-- Start Excerpted data --

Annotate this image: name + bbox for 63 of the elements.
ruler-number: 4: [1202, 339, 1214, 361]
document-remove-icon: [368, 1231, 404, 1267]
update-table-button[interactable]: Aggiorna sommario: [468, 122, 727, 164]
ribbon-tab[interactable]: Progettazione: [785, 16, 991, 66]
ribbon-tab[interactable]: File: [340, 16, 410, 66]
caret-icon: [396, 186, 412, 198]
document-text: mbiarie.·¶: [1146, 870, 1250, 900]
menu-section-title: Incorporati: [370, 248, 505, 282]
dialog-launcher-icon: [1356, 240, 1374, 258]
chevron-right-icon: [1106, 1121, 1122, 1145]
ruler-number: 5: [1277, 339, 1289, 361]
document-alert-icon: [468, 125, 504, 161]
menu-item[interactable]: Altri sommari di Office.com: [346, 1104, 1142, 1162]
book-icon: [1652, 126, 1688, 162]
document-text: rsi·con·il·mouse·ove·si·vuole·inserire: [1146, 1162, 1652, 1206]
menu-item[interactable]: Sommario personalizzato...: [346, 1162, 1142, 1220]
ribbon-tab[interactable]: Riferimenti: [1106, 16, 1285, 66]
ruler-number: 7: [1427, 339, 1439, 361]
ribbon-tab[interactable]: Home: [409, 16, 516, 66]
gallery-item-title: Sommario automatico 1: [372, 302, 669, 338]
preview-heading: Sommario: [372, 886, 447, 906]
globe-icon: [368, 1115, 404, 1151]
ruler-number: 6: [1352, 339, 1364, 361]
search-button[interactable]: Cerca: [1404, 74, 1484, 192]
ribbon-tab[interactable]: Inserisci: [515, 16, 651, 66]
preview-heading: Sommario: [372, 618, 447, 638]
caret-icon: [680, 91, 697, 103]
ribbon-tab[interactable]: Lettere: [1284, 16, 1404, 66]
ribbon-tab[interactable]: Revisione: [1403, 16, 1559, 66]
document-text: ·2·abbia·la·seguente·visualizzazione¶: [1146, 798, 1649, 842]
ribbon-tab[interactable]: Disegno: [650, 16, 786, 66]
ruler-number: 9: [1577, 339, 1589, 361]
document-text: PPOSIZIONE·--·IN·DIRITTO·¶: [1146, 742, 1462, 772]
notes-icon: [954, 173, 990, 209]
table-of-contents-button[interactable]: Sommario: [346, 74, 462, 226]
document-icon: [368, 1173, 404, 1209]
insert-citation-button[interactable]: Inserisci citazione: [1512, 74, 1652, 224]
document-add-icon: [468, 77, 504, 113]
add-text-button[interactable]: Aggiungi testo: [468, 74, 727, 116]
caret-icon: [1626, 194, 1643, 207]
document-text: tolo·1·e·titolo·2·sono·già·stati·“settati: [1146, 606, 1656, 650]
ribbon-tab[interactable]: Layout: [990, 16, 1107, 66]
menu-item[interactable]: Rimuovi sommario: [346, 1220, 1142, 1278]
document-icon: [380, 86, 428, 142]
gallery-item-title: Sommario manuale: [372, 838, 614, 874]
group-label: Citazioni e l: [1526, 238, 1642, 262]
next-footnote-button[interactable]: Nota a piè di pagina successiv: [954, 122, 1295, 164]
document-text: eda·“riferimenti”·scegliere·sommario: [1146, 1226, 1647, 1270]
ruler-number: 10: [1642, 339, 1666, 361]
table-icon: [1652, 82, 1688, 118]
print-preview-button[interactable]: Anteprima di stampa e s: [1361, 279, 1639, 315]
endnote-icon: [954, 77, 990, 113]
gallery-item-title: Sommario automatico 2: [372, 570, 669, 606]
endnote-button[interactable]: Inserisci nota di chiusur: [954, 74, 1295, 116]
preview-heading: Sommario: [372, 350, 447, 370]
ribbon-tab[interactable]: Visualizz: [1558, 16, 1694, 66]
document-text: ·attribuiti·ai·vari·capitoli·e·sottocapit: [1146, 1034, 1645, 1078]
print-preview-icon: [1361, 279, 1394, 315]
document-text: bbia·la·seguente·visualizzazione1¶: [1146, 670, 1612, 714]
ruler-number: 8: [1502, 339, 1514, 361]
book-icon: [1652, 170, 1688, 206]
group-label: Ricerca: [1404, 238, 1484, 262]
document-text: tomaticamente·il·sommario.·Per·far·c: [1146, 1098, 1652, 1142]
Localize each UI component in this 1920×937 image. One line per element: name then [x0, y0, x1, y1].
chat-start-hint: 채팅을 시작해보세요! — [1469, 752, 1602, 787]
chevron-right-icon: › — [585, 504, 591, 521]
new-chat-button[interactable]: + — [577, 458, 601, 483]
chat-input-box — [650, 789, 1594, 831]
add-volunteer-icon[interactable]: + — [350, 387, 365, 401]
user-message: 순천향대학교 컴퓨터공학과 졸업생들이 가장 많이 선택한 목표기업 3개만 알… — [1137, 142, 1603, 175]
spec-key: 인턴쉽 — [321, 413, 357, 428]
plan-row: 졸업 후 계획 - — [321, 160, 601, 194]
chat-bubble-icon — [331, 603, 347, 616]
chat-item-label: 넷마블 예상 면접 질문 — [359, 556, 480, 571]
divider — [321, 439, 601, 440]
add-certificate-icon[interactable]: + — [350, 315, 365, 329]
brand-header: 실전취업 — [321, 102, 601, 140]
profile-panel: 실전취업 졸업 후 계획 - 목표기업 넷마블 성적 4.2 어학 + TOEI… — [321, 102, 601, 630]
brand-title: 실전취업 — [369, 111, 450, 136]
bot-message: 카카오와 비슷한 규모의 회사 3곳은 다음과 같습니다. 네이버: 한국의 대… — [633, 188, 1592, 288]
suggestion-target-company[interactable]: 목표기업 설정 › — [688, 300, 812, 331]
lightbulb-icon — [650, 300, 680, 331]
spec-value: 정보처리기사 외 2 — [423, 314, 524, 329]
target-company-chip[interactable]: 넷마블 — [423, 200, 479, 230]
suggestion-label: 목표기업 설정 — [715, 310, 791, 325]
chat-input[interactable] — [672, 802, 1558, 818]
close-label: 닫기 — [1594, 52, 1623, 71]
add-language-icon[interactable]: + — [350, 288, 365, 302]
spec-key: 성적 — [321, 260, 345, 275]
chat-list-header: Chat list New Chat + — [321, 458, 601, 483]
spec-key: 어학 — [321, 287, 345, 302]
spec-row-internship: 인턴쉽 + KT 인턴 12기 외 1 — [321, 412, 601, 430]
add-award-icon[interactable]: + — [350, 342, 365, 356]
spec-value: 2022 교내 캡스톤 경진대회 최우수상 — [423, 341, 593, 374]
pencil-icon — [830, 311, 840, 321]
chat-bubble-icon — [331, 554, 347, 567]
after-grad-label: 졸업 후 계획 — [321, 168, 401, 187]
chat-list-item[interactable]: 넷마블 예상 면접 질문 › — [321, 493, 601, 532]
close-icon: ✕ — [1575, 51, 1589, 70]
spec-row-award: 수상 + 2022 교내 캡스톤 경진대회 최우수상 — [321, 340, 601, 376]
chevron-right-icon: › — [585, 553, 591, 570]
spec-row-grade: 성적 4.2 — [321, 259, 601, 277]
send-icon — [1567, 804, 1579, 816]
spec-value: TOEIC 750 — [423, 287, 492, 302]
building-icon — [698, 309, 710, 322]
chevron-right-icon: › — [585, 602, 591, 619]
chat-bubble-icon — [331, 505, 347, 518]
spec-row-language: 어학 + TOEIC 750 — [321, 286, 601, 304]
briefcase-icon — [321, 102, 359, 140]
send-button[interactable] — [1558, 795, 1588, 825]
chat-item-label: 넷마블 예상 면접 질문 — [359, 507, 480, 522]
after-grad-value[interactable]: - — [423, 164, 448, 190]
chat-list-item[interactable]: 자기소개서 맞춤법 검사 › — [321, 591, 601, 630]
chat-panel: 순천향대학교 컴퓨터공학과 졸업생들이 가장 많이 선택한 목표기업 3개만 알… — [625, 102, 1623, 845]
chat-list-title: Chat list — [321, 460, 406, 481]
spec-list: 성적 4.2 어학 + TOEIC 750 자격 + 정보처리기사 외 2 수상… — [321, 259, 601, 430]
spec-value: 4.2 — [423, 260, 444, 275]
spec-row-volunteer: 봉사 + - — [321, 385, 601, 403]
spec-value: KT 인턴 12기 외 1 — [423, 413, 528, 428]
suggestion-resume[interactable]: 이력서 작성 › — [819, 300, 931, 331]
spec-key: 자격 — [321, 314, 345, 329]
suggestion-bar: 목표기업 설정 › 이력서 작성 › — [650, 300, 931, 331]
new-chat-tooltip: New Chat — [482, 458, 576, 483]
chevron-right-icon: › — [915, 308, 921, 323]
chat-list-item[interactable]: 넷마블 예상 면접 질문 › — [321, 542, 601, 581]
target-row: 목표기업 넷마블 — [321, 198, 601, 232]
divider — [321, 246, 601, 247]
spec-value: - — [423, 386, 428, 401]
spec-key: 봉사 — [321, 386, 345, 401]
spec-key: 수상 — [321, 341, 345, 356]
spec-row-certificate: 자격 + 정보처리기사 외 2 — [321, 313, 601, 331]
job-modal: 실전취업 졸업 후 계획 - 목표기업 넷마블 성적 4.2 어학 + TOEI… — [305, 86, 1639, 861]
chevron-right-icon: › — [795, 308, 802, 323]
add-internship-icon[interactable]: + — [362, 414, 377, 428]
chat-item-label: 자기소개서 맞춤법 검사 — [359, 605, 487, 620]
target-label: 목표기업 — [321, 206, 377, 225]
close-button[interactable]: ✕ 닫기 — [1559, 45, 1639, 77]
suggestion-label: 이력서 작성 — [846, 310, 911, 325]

-- End Excerpted data --

Copy the data above line for line, starting with its first line and going on through the line that contains "74, 462, 226]". Include both of those lines.

Exercise answer:
Annotate this image: name + bbox for 63 of the elements.
ruler-number: 4: [1202, 339, 1214, 361]
document-remove-icon: [368, 1231, 404, 1267]
update-table-button[interactable]: Aggiorna sommario: [468, 122, 727, 164]
ribbon-tab[interactable]: Progettazione: [785, 16, 991, 66]
ribbon-tab[interactable]: File: [340, 16, 410, 66]
caret-icon: [396, 186, 412, 198]
document-text: mbiarie.·¶: [1146, 870, 1250, 900]
menu-section-title: Incorporati: [370, 248, 505, 282]
dialog-launcher-icon: [1356, 240, 1374, 258]
chevron-right-icon: [1106, 1121, 1122, 1145]
ruler-number: 5: [1277, 339, 1289, 361]
document-alert-icon: [468, 125, 504, 161]
menu-item[interactable]: Altri sommari di Office.com: [346, 1104, 1142, 1162]
book-icon: [1652, 126, 1688, 162]
document-text: rsi·con·il·mouse·ove·si·vuole·inserire: [1146, 1162, 1652, 1206]
menu-item[interactable]: Sommario personalizzato...: [346, 1162, 1142, 1220]
ribbon-tab[interactable]: Riferimenti: [1106, 16, 1285, 66]
ruler-number: 7: [1427, 339, 1439, 361]
ribbon-tab[interactable]: Home: [409, 16, 516, 66]
gallery-item-title: Sommario automatico 1: [372, 302, 669, 338]
preview-heading: Sommario: [372, 886, 447, 906]
globe-icon: [368, 1115, 404, 1151]
ruler-number: 6: [1352, 339, 1364, 361]
search-button[interactable]: Cerca: [1404, 74, 1484, 192]
ribbon-tab[interactable]: Inserisci: [515, 16, 651, 66]
preview-heading: Sommario: [372, 618, 447, 638]
caret-icon: [680, 91, 697, 103]
ribbon-tab[interactable]: Lettere: [1284, 16, 1404, 66]
ribbon-tab[interactable]: Revisione: [1403, 16, 1559, 66]
document-text: ·2·abbia·la·seguente·visualizzazione¶: [1146, 798, 1649, 842]
ribbon-tab[interactable]: Disegno: [650, 16, 786, 66]
ruler-number: 9: [1577, 339, 1589, 361]
document-text: PPOSIZIONE·--·IN·DIRITTO·¶: [1146, 742, 1462, 772]
notes-icon: [954, 173, 990, 209]
table-of-contents-button[interactable]: Sommario: [346, 74, 462, 226]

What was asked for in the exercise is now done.